- What is asked
Track down every line below that holds "Revenue" and copy it.

- Given records

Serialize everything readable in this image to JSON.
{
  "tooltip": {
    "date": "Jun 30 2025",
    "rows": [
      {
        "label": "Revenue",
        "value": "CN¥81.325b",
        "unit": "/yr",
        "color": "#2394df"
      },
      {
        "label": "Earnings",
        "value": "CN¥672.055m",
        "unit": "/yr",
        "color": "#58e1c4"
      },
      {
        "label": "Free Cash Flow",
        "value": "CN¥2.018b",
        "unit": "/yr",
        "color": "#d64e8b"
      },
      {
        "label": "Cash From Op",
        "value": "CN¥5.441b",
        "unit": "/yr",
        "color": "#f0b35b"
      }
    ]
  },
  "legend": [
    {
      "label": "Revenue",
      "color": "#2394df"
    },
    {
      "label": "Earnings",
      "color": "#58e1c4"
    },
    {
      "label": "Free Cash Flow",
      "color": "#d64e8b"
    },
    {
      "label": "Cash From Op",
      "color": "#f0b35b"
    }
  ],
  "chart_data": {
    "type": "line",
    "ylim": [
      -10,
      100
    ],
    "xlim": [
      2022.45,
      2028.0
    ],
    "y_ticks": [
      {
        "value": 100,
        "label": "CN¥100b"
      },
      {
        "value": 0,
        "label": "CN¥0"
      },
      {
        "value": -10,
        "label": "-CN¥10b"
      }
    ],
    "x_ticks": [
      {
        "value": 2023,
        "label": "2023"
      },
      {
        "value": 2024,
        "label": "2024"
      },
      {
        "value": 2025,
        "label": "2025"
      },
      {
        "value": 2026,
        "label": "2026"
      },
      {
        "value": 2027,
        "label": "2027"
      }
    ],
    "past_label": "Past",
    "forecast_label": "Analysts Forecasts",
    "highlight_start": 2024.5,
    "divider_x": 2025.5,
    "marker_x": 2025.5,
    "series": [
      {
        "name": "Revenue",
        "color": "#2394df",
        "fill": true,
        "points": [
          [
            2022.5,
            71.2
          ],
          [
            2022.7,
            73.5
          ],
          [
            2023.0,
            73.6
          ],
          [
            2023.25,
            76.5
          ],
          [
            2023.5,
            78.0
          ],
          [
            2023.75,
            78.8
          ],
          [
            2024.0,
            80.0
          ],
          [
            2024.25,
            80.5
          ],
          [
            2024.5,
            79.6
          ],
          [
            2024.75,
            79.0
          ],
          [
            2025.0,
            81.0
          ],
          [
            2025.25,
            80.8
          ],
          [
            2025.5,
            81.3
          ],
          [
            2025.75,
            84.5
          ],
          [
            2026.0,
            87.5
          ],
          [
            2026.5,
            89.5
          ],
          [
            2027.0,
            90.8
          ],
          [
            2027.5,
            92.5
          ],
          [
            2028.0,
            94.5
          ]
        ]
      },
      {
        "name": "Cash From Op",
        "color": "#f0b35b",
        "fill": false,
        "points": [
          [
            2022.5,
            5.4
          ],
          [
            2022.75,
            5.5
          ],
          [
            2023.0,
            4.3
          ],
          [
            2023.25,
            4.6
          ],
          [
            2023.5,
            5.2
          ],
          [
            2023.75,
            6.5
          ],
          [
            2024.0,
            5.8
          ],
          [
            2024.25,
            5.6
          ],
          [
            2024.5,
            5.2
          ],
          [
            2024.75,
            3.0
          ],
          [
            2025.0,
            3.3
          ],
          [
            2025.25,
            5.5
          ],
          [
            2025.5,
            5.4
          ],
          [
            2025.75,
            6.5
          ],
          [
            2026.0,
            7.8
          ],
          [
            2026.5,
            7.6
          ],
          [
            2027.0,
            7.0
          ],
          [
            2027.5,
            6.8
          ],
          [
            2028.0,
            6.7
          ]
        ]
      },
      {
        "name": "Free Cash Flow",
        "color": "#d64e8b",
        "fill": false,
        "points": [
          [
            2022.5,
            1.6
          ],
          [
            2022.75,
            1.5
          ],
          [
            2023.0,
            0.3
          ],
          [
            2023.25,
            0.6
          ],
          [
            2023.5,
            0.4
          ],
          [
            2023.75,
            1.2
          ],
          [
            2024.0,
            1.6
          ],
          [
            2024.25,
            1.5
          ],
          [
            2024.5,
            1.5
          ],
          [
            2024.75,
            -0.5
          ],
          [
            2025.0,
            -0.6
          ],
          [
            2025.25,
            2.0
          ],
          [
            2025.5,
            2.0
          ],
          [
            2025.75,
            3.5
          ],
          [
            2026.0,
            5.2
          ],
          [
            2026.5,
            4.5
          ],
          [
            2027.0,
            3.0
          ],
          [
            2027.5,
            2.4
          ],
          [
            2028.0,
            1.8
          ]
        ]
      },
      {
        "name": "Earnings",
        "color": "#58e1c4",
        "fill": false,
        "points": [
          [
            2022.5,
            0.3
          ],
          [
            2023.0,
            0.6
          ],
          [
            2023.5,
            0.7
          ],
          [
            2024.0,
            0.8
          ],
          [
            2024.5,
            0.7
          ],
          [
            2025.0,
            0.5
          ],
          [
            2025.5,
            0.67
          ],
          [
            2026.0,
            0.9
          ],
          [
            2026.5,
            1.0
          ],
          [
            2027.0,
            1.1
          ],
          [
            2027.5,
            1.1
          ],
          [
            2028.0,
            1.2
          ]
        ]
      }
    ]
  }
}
--
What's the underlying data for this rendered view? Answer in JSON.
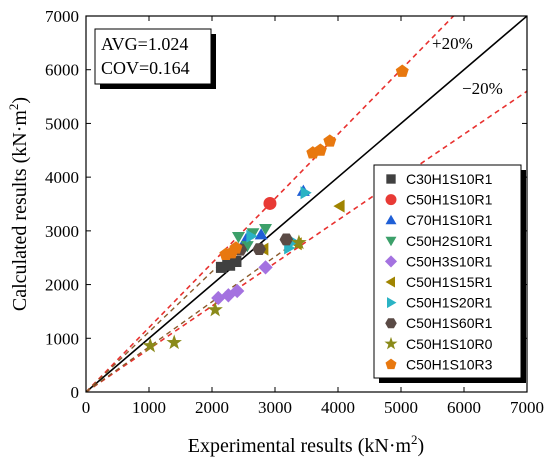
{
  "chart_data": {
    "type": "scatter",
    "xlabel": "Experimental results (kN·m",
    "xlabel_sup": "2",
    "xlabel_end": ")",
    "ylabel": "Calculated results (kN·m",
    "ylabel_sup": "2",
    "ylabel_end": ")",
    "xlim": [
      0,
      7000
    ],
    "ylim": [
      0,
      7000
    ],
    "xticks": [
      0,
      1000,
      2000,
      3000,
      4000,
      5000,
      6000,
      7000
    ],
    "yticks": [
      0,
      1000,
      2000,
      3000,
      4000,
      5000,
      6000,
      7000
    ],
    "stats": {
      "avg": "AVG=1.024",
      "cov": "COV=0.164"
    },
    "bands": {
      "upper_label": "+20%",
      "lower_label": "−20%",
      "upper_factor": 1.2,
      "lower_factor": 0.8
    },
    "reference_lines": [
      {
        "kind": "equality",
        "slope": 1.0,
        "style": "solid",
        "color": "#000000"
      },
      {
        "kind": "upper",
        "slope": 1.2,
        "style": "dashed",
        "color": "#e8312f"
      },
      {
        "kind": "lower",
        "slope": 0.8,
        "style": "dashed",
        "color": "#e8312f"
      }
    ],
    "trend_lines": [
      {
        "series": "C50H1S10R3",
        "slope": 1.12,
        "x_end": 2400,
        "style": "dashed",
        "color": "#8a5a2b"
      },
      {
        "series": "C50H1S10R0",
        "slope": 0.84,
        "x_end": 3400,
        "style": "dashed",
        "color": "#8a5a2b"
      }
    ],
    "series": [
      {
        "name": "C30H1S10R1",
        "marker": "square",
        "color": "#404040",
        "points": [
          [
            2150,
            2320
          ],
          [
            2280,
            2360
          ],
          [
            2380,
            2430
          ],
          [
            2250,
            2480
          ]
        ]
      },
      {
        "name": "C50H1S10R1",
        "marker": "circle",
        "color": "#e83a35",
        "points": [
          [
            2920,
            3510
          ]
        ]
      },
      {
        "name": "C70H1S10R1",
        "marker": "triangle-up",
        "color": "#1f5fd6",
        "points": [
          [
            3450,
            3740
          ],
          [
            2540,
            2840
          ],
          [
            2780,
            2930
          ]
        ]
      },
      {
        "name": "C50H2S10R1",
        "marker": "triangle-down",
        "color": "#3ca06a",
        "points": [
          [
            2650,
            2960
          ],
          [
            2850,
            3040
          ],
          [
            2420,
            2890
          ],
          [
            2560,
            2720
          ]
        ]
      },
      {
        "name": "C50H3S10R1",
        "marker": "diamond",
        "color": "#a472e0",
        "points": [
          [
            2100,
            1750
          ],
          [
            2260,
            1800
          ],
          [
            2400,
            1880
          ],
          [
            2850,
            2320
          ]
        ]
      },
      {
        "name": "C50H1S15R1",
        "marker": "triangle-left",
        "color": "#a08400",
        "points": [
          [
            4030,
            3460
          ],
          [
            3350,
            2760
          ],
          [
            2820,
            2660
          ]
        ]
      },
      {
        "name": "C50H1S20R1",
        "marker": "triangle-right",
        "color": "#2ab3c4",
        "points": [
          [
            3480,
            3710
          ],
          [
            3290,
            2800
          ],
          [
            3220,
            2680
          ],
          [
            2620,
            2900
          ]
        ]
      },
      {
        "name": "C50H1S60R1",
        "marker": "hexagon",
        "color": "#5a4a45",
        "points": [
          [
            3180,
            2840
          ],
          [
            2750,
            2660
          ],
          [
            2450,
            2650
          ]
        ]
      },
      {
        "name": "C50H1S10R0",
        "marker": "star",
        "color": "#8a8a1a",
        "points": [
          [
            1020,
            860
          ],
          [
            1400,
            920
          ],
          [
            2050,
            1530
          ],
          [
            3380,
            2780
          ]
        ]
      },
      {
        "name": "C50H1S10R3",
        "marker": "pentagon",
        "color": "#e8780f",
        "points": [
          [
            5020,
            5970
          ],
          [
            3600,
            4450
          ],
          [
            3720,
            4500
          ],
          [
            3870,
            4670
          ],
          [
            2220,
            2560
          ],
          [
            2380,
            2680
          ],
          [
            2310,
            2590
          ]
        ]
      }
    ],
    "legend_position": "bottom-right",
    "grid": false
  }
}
* * *
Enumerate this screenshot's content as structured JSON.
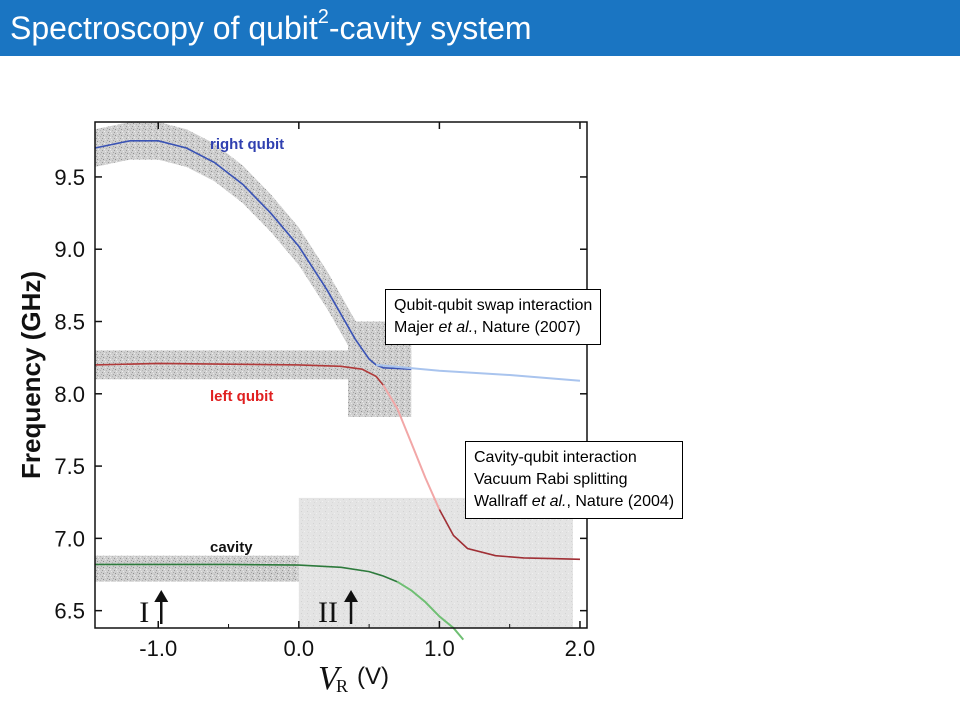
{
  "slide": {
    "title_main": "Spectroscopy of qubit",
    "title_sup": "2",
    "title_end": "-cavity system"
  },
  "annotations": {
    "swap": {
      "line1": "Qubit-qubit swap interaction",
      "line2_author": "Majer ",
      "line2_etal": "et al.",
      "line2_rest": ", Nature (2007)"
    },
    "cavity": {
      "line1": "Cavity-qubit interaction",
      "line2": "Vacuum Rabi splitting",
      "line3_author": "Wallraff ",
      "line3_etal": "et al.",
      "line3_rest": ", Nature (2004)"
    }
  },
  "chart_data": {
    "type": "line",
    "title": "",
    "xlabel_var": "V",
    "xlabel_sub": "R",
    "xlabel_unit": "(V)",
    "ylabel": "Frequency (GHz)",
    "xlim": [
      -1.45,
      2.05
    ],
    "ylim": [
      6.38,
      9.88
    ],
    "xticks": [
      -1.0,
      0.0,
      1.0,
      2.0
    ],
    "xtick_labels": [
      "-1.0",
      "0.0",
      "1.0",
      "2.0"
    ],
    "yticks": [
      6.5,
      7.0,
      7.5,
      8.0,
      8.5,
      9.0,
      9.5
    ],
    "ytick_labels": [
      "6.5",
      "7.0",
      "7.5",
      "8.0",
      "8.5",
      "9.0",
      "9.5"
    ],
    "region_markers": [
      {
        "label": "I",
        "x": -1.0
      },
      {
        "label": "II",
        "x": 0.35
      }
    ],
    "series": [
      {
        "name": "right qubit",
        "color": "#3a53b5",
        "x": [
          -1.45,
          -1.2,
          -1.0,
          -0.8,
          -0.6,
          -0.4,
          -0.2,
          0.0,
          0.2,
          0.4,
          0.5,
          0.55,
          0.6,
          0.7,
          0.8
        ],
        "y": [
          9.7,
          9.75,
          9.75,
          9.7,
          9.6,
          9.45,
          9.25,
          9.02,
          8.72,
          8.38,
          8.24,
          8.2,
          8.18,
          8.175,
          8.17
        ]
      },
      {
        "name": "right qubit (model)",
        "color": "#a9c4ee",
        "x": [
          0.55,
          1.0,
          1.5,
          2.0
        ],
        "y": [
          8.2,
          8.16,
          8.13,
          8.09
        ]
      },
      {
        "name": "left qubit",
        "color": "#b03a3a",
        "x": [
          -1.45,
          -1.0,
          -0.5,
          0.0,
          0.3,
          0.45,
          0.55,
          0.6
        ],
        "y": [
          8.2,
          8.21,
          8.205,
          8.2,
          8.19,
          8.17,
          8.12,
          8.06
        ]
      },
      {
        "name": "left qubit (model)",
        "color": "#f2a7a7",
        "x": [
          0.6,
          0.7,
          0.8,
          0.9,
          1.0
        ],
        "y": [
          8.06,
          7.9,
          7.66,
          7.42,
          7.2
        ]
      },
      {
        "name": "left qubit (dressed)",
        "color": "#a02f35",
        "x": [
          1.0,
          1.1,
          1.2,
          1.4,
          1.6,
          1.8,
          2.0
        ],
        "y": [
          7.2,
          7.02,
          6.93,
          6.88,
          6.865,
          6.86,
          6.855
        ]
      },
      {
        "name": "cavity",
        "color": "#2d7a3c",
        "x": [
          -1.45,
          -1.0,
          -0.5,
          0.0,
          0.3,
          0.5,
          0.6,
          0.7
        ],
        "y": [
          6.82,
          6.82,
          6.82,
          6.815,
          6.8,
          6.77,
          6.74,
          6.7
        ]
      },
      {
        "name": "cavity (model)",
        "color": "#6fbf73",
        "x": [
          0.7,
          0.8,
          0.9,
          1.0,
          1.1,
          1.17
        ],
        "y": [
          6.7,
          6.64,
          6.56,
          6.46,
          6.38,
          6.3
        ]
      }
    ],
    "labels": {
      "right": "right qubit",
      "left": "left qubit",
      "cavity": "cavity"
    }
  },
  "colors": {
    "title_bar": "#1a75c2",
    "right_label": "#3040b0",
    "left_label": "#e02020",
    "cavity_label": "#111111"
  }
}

- Result
        "label": "Revenue",
      "label": "Revenue",
        "name": "Revenue",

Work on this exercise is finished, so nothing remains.